> **EXERCISE OBJECTIVE**
Transcribe, word for word, the line containing "Serialize everything readable" and each line following it through the end of the listing below. Omit all other lines.

--- start ---

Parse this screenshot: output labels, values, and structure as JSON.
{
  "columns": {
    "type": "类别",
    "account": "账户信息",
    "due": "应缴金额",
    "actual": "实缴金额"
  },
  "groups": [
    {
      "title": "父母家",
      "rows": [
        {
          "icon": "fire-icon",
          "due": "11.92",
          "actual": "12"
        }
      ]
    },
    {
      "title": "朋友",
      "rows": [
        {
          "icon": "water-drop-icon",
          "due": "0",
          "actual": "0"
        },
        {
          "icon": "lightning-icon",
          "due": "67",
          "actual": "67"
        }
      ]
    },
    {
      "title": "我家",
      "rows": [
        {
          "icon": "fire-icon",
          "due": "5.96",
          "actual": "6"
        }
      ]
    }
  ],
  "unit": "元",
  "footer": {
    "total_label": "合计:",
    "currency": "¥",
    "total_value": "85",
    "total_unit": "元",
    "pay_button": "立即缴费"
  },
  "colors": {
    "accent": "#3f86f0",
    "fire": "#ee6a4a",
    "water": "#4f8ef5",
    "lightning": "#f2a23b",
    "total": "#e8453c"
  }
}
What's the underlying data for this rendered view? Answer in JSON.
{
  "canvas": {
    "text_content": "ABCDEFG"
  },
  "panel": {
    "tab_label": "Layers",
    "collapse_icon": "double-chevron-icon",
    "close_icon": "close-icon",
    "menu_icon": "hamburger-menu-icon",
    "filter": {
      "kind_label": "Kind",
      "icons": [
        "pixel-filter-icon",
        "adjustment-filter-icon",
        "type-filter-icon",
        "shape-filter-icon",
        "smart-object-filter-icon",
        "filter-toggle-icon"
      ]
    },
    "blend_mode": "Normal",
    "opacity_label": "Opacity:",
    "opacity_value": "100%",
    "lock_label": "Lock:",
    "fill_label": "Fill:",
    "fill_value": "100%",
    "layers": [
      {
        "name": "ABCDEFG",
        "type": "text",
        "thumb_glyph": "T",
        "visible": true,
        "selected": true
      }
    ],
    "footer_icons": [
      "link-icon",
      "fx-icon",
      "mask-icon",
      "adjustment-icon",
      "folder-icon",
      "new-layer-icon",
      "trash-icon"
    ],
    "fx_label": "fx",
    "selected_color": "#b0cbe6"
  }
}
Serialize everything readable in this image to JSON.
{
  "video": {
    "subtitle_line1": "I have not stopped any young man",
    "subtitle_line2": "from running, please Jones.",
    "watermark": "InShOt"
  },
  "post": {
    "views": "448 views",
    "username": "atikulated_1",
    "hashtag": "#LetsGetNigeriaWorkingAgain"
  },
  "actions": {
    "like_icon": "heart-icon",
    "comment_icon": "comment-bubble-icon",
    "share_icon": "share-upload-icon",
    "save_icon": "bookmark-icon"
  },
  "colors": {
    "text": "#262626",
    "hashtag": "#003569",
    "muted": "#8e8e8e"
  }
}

--- end ---

> **SOLUTION TO THIS EXERCISE**
Serialize everything readable in this image to JSON.
{
  "video": {
    "subtitle_line1": "I have not stopped any young man",
    "subtitle_line2": "from running, please Jones.",
    "watermark": "InShOt"
  },
  "post": {
    "views": "448 views",
    "username": "atikulated_1",
    "hashtag": "#LetsGetNigeriaWorkingAgain"
  },
  "actions": {
    "like_icon": "heart-icon",
    "comment_icon": "comment-bubble-icon",
    "share_icon": "share-upload-icon",
    "save_icon": "bookmark-icon"
  },
  "colors": {
    "text": "#262626",
    "hashtag": "#003569",
    "muted": "#8e8e8e"
  }
}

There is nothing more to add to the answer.